→ OBJECTIVE
Sort through the entries below and pull out lines containing the word "title".

→ DATA FOR PROCESSING
** begin **
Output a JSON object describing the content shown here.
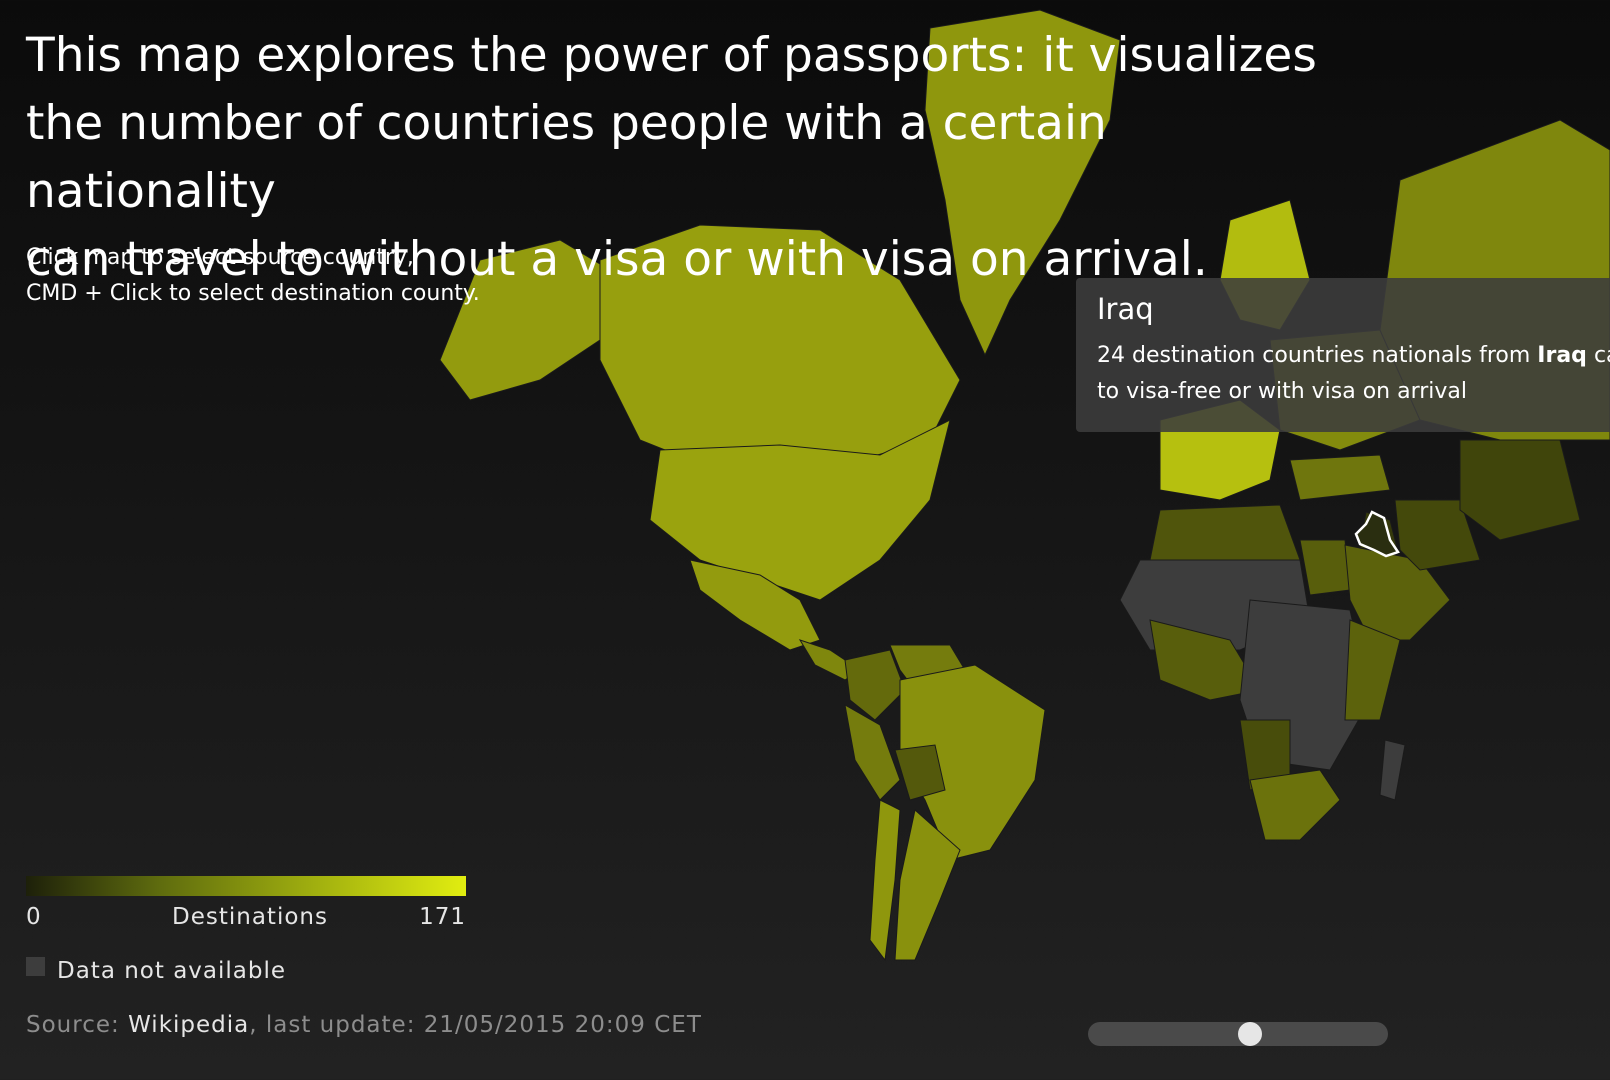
{
  "headline": {
    "line1": "This map explores the power of passports: it visualizes",
    "line2": "the number of countries people with a certain nationality",
    "line3": "can travel to without a visa or with visa on arrival."
  },
  "instructions": {
    "line1": "Click map to select source country,",
    "line2": "CMD + Click to select destination county."
  },
  "legend": {
    "min": "0",
    "title": "Destinations",
    "max": "171",
    "not_available": "Data not available",
    "colors": {
      "low": "#1d200a",
      "mid": "#9fae0f",
      "high": "#e1ed10",
      "na": "#3d3d3d"
    }
  },
  "source": {
    "prefix": "Source: ",
    "link": "Wikipedia",
    "suffix": ", last update: 21/05/2015 20:09 CET"
  },
  "tooltip": {
    "country": "Iraq",
    "count": "24",
    "text_a": "destination countries nationals from",
    "country_bold": "Iraq",
    "text_b": "can",
    "line2": "to visa-free or with visa on arrival"
  },
  "slider": {
    "position": 0.5
  },
  "map": {
    "selected_country": "Iraq",
    "background": "#141414",
    "regions": [
      {
        "name": "Greenland",
        "level": 0.58
      },
      {
        "name": "Alaska",
        "level": 0.6
      },
      {
        "name": "Canada",
        "level": 0.62
      },
      {
        "name": "United States",
        "level": 0.64
      },
      {
        "name": "Mexico",
        "level": 0.6
      },
      {
        "name": "Central America",
        "level": 0.5
      },
      {
        "name": "Colombia",
        "level": 0.36
      },
      {
        "name": "Venezuela",
        "level": 0.45
      },
      {
        "name": "Peru",
        "level": 0.45
      },
      {
        "name": "Brazil",
        "level": 0.55
      },
      {
        "name": "Bolivia",
        "level": 0.28
      },
      {
        "name": "Argentina",
        "level": 0.55
      },
      {
        "name": "Chile",
        "level": 0.58
      },
      {
        "name": "Scandinavia",
        "level": 0.76
      },
      {
        "name": "Western Europe",
        "level": 0.78
      },
      {
        "name": "Eastern Europe",
        "level": 0.52
      },
      {
        "name": "Russia",
        "level": 0.5
      },
      {
        "name": "Turkey",
        "level": 0.42
      },
      {
        "name": "North Africa",
        "level": 0.26
      },
      {
        "name": "Sahara (no data)",
        "level": -1
      },
      {
        "name": "Egypt",
        "level": 0.3
      },
      {
        "name": "Arabia",
        "level": 0.32
      },
      {
        "name": "Iraq",
        "level": 0.12
      },
      {
        "name": "Iran",
        "level": 0.2
      },
      {
        "name": "Central Asia",
        "level": 0.18
      },
      {
        "name": "West Africa",
        "level": 0.3
      },
      {
        "name": "Central Africa (no data)",
        "level": -1
      },
      {
        "name": "East Africa",
        "level": 0.32
      },
      {
        "name": "Angola",
        "level": 0.22
      },
      {
        "name": "Southern Africa",
        "level": 0.4
      },
      {
        "name": "Madagascar (no data)",
        "level": -1
      }
    ]
  }
}
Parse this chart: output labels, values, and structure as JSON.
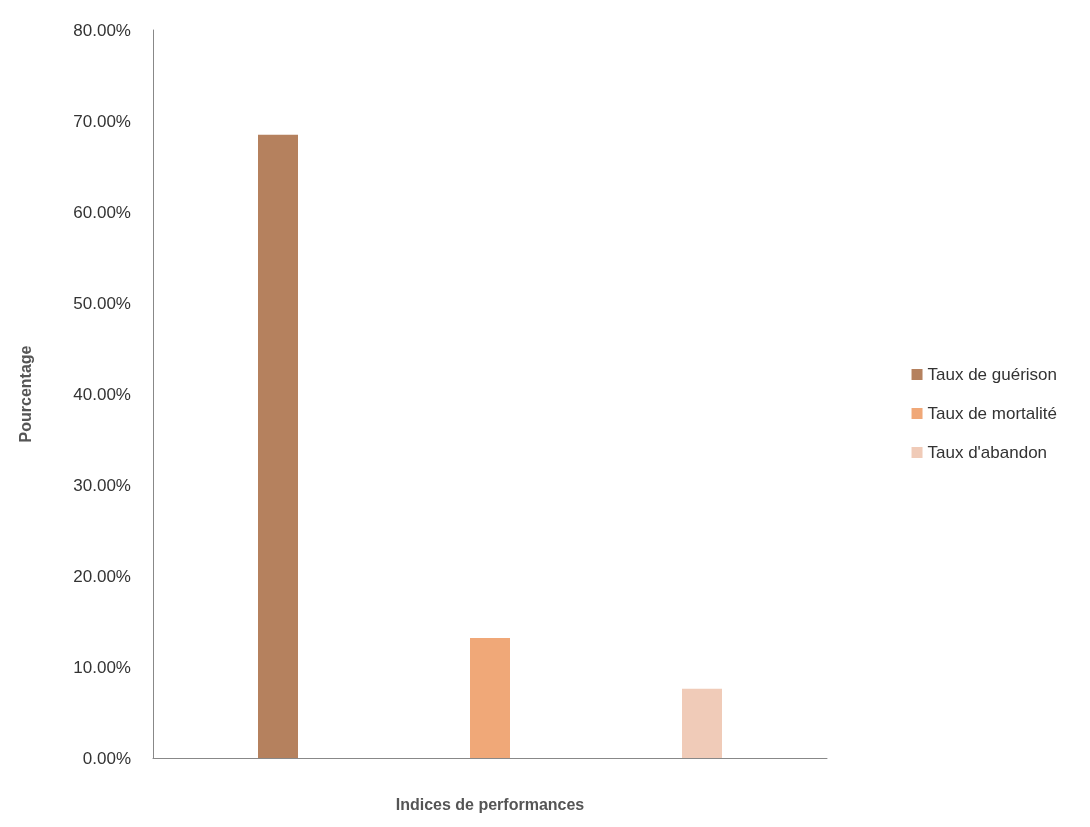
{
  "chart_data": {
    "type": "bar",
    "xlabel": "Indices de performances",
    "ylabel": "Pourcentage",
    "categories": [
      null
    ],
    "series": [
      {
        "name": "Taux de guérison",
        "color": "#b5815e",
        "values": [
          68.5
        ]
      },
      {
        "name": "Taux de mortalité",
        "color": "#f0a878",
        "values": [
          13.2
        ]
      },
      {
        "name": "Taux d'abandon",
        "color": "#f0cbb8",
        "values": [
          7.6
        ]
      }
    ],
    "ylim": [
      0,
      80
    ],
    "yticks": [
      {
        "value": 0,
        "label": "0.00%"
      },
      {
        "value": 10,
        "label": "10.00%"
      },
      {
        "value": 20,
        "label": "20.00%"
      },
      {
        "value": 30,
        "label": "30.00%"
      },
      {
        "value": 40,
        "label": "40.00%"
      },
      {
        "value": 50,
        "label": "50.00%"
      },
      {
        "value": 60,
        "label": "60.00%"
      },
      {
        "value": 70,
        "label": "70.00%"
      },
      {
        "value": 80,
        "label": "80.00%"
      }
    ],
    "grid": false,
    "legend": "right"
  }
}
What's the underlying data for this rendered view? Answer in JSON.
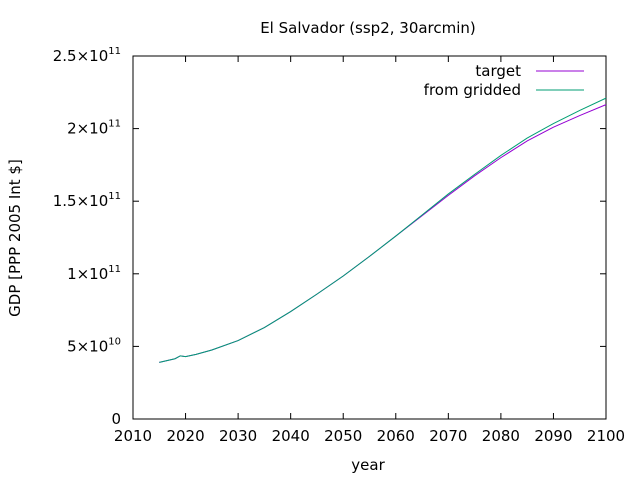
{
  "chart_data": {
    "type": "line",
    "title": "El Salvador (ssp2, 30arcmin)",
    "xlabel": "year",
    "ylabel": "GDP [PPP 2005 Int $]",
    "xlim": [
      2010,
      2100
    ],
    "ylim": [
      0,
      250000000000
    ],
    "grid": false,
    "legend_position": "top-right",
    "x_ticks": [
      {
        "value": 2010,
        "label": "2010"
      },
      {
        "value": 2020,
        "label": "2020"
      },
      {
        "value": 2030,
        "label": "2030"
      },
      {
        "value": 2040,
        "label": "2040"
      },
      {
        "value": 2050,
        "label": "2050"
      },
      {
        "value": 2060,
        "label": "2060"
      },
      {
        "value": 2070,
        "label": "2070"
      },
      {
        "value": 2080,
        "label": "2080"
      },
      {
        "value": 2090,
        "label": "2090"
      },
      {
        "value": 2100,
        "label": "2100"
      }
    ],
    "y_ticks": [
      {
        "value": 0,
        "label": "0",
        "exp": ""
      },
      {
        "value": 50000000000,
        "label": "5×10",
        "exp": "10"
      },
      {
        "value": 100000000000,
        "label": "1×10",
        "exp": "11"
      },
      {
        "value": 150000000000,
        "label": "1.5×10",
        "exp": "11"
      },
      {
        "value": 200000000000,
        "label": "2×10",
        "exp": "11"
      },
      {
        "value": 250000000000,
        "label": "2.5×10",
        "exp": "11"
      }
    ],
    "x": [
      2015,
      2018,
      2019,
      2020,
      2022,
      2025,
      2030,
      2035,
      2040,
      2045,
      2050,
      2055,
      2060,
      2065,
      2070,
      2075,
      2080,
      2085,
      2090,
      2095,
      2100
    ],
    "series": [
      {
        "name": "target",
        "color": "#9400d3",
        "values": [
          39000000000,
          41500000000,
          43500000000,
          43000000000,
          44500000000,
          47500000000,
          54000000000,
          63000000000,
          74000000000,
          86000000000,
          98500000000,
          112000000000,
          126000000000,
          140000000000,
          154000000000,
          167500000000,
          180000000000,
          191500000000,
          201000000000,
          209000000000,
          216500000000
        ]
      },
      {
        "name": "from gridded",
        "color": "#009e73",
        "values": [
          39000000000,
          41500000000,
          43500000000,
          43000000000,
          44500000000,
          47500000000,
          54000000000,
          63000000000,
          74000000000,
          86000000000,
          98500000000,
          112000000000,
          126000000000,
          140500000000,
          155000000000,
          168500000000,
          181500000000,
          193500000000,
          203500000000,
          212500000000,
          221000000000
        ]
      }
    ]
  }
}
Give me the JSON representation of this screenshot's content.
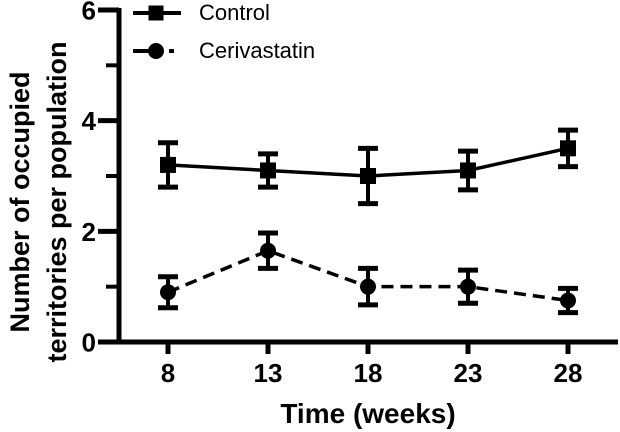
{
  "figure": {
    "background": "#ffffff",
    "ink": "#000000"
  },
  "chart_data": {
    "type": "line",
    "title": "",
    "xlabel": "Time (weeks)",
    "ylabel": "Number of occupied territories per population",
    "ylabel_lines": [
      "Number of occupied",
      "territories per population"
    ],
    "x": [
      8,
      13,
      18,
      23,
      28
    ],
    "x_tick_labels": [
      "8",
      "13",
      "18",
      "23",
      "28"
    ],
    "ylim": [
      0,
      6
    ],
    "y_major_ticks": [
      0,
      2,
      4,
      6
    ],
    "y_minor_ticks": [
      1,
      3,
      5
    ],
    "grid": false,
    "legend_position": "top-left",
    "error_bars": true,
    "series": [
      {
        "name": "Control",
        "marker": "square",
        "line_style": "solid",
        "values": [
          3.2,
          3.1,
          3.0,
          3.1,
          3.5
        ],
        "errors": [
          0.4,
          0.3,
          0.5,
          0.35,
          0.33
        ]
      },
      {
        "name": "Cerivastatin",
        "marker": "circle",
        "line_style": "dashed",
        "values": [
          0.9,
          1.65,
          1.0,
          1.0,
          0.75
        ],
        "errors": [
          0.28,
          0.32,
          0.33,
          0.3,
          0.22
        ]
      }
    ]
  }
}
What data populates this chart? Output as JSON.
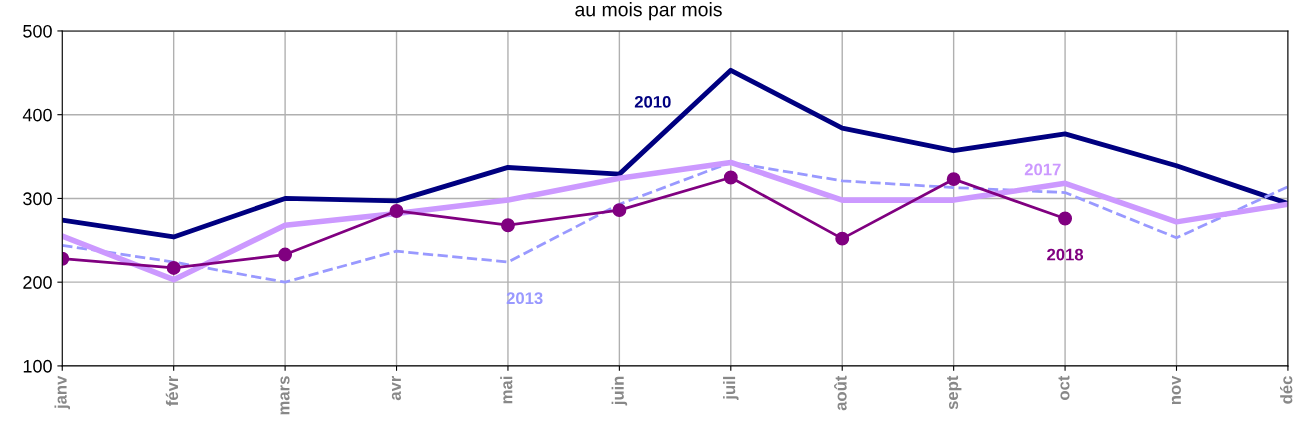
** end **
→ SOLUTION TO THIS PROBLEM
    "title": "Destinations",
    "title": "El Salvador (ssp2, 30arcmin)",
    "title": "",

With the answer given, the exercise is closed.